[Kaynak metin]
────────

Kültürün bazı tanımları ‘üyelerini farklı insan kategorilerinden ayıran kolektif zihin programlamasıdır’ gibi buyurgan ve üyelerine ödev yükleyen bir vurguya sahiptir’.[41] Bunun bir adım ötesi ise, kültürün tanımını bir kültür modeli olarak sunmaktır. En önemli değerler sistemi (etos) tarafından karakterize edilen bu modelin bir parçası olarak tüm unsurlarının anlamlarında bütünlüğü ifade eden bu tanım, Ruth Benedict’in iyi bilinen ve entelektüel camiada etkinliği olan eseri Kültür Modelleri’nin de ana temasını oluşturmaktadır. [42] Biz bu eserde Alman kültür tarihi okulunun ve Gestalt tarafından belirtilen ve bir unsuru bir düzenleniş ve bütünsellik (konfigürasyon) içinde algıladığımızı vurgulayan psikolojideki Gestalt teorisinin etkilerine şahit olmaktayız.
Aynı bakış açısıyla bakmayı sürdüğümüzde, belirli kültürel bir sistem tarafından belirlenen sosyal sistemler olarak toplumlar ve gruplarda pek çok yaklaşım çerçevesinde bu düşünce tarzının izleriyle yüzleşmekteyiz. Bun da, işlevselci (fonksiyonalist) teorinin ortaya koyduğu yaklaşımdır. Bu bağlamda, ‘kültürel sistem toplumun normatif düzenini meşrulaştırır’, der Parsons. ‘Meşrulaştırma sistemleri üyelerinin hakları ve onlar üzerinde yasakları icbar ve ihdas eden saikları tanımlar’.[43] Kültüre içkin bütünsel yaklaşımı çok yakın zamanda formüle eden Shweder bu formülasyonu şöyle ifade eder: ‘Kültürle, neyin doğru, iyi, güzel olduğu hakkında topluluk temelli fikirleri kast ediyorum. Doğruluk, iyilik, güzellik ve etkilik hakkındaki bu fikirlerin “kültürel” olabilmesi için sosyal açıdan tevarüs etmeli ve gerçek anlamda farklı hayat tarzlarını bünyesinde barındırıyor olmalıdır.[44] Burada, kültürün tüm hayat tarzının ‘ihbar edici ve esin verici ruhu’nun (informing and inspring spiril) tezahür eden bir veçhesi görülür. Bu kavramsallaştırma Herder’in ‘Volkgeist’ kavramına çok yakınlaşmaktadır.

────────

[Görev yönergesi]
Kaynak metnin "Kültürün bazı tanımları" ile "etkilerine şahit olmaktayız." arasındaki kısmını, bu ifadeler de dahil olmak üzere, "kolektif" yerine "ortak" koyarak düzenleyip yeniden yazın. Aşağıdaki satırların kaynak metinle hiçbir ilgisi yoktur.

[Sağlanan veriler]
────────

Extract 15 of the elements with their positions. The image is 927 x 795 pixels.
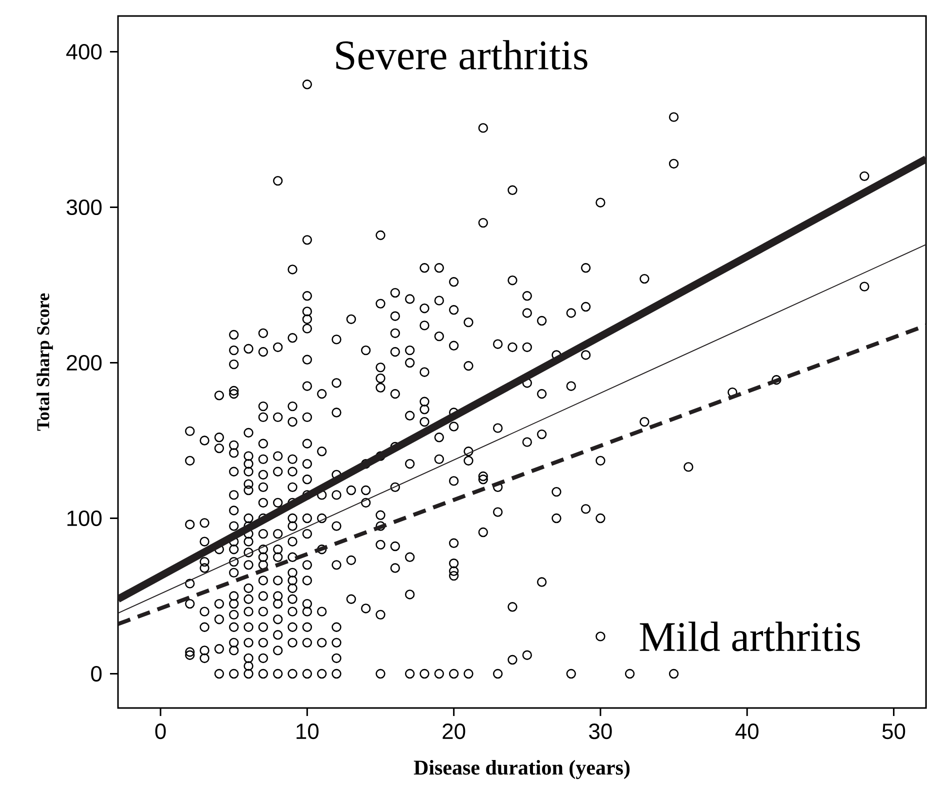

────────

[Alıştırma çözümü]
Kültürün bazı tanımları ‘üyelerini farklı insan kategorilerinden ayıran ortak zihin programlamasıdır’ gibi buyurgan ve üyelerine ödev yükleyen bir vurguya sahiptir’.[41] Bunun bir adım ötesi ise, kültürün tanımını bir kültür modeli olarak sunmaktır. En önemli değerler sistemi (etos) tarafından karakterize edilen bu modelin bir parçası olarak tüm unsurlarının anlamlarında bütünlüğü ifade eden bu tanım, Ruth Benedict’in iyi bilinen ve entelektüel camiada etkinliği olan eseri Kültür Modelleri’nin de ana temasını oluşturmaktadır. [42] Biz bu eserde Alman kültür tarihi okulunun ve Gestalt tarafından belirtilen ve bir unsuru bir düzenleniş ve bütünsellik (konfigürasyon) içinde algıladığımızı vurgulayan psikolojideki Gestalt teorisinin etkilerine şahit olmaktayız.